* [Written exercise]: Look through the lines and report how many include the word "values", giving nothing but the number.

* [The input]:
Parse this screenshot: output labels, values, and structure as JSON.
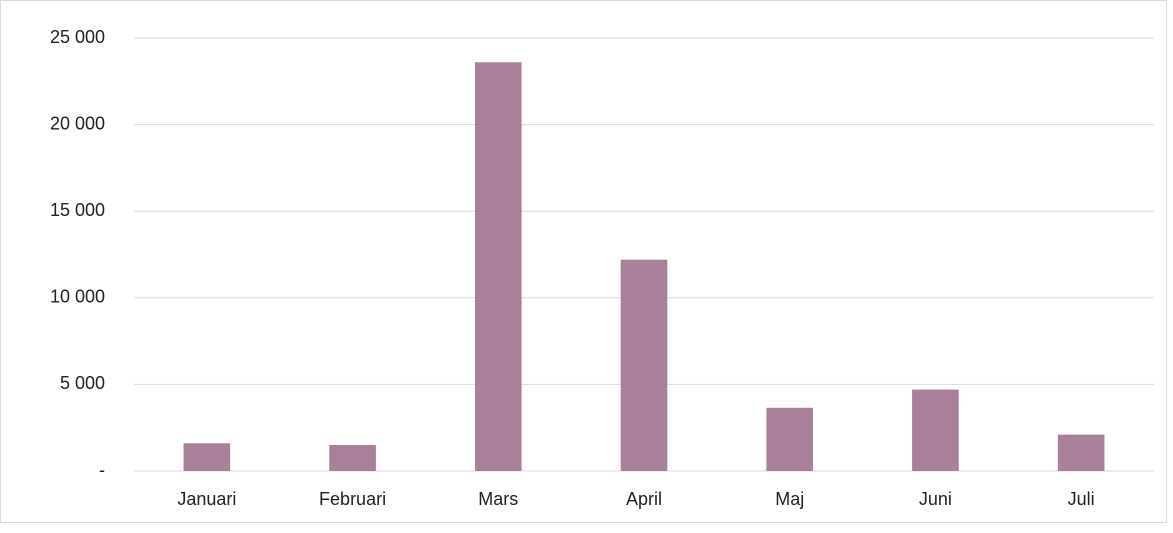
{
  "chart_data": {
    "type": "bar",
    "categories": [
      "Januari",
      "Februari",
      "Mars",
      "April",
      "Maj",
      "Juni",
      "Juli"
    ],
    "values": [
      1600,
      1500,
      23600,
      12200,
      3650,
      4700,
      2100
    ],
    "color": "#a8809a",
    "ylim": [
      0,
      25000
    ],
    "yticks": [
      {
        "value": 0,
        "label": "-"
      },
      {
        "value": 5000,
        "label": "5 000"
      },
      {
        "value": 10000,
        "label": "10 000"
      },
      {
        "value": 15000,
        "label": "15 000"
      },
      {
        "value": 20000,
        "label": "20 000"
      },
      {
        "value": 25000,
        "label": "25 000"
      }
    ],
    "grid": true
  }
}
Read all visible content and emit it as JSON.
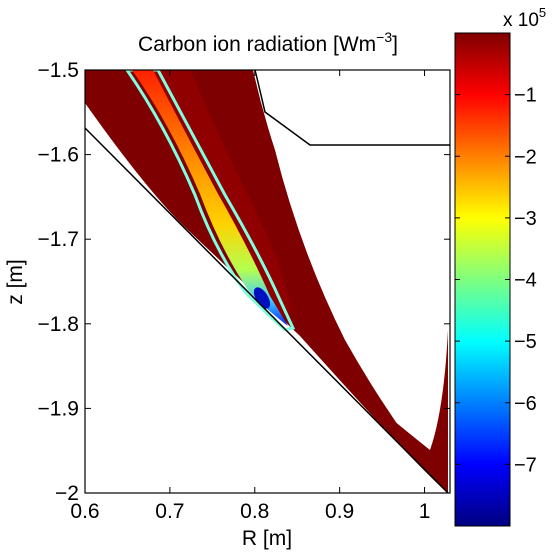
{
  "chart_data": {
    "type": "heatmap",
    "title_main": "Carbon ion radiation [Wm",
    "title_exp": "−3",
    "title_close": "]",
    "xlabel": "R [m]",
    "ylabel": "z [m]",
    "xlim": [
      0.6,
      1.03
    ],
    "ylim": [
      -2.0,
      -1.5
    ],
    "x_ticks": [
      0.6,
      0.7,
      0.8,
      0.9,
      1.0
    ],
    "x_tick_labels": [
      "0.6",
      "0.7",
      "0.8",
      "0.9",
      "1"
    ],
    "y_ticks": [
      -1.5,
      -1.6,
      -1.7,
      -1.8,
      -1.9,
      -2.0
    ],
    "y_tick_labels": [
      "−1.5",
      "−1.6",
      "−1.7",
      "−1.8",
      "−1.9",
      "−2"
    ],
    "colorbar": {
      "colormap": "jet",
      "range": [
        -8.0,
        0.0
      ],
      "ticks": [
        -1,
        -2,
        -3,
        -4,
        -5,
        -6,
        -7
      ],
      "tick_labels": [
        "−1",
        "−2",
        "−3",
        "−4",
        "−5",
        "−6",
        "−7"
      ],
      "multiplier_base": "x 10",
      "multiplier_exp": "5"
    },
    "background_value": 0.0,
    "radiation_band": {
      "description": "narrow strong-radiation channel along the inner divertor leg",
      "centerline": [
        {
          "r": 0.665,
          "z": -1.5,
          "value": -1.1
        },
        {
          "r": 0.69,
          "z": -1.55,
          "value": -1.4
        },
        {
          "r": 0.72,
          "z": -1.6,
          "value": -1.9
        },
        {
          "r": 0.745,
          "z": -1.65,
          "value": -2.5
        },
        {
          "r": 0.77,
          "z": -1.7,
          "value": -3.2
        },
        {
          "r": 0.79,
          "z": -1.75,
          "value": -4.5
        },
        {
          "r": 0.81,
          "z": -1.78,
          "value": -7.5
        }
      ],
      "edge_value": -5.0
    },
    "colors": {
      "band_edge": "#7fffdf",
      "wall": "#000000",
      "frame": "#000000"
    }
  }
}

* [Task result]: 2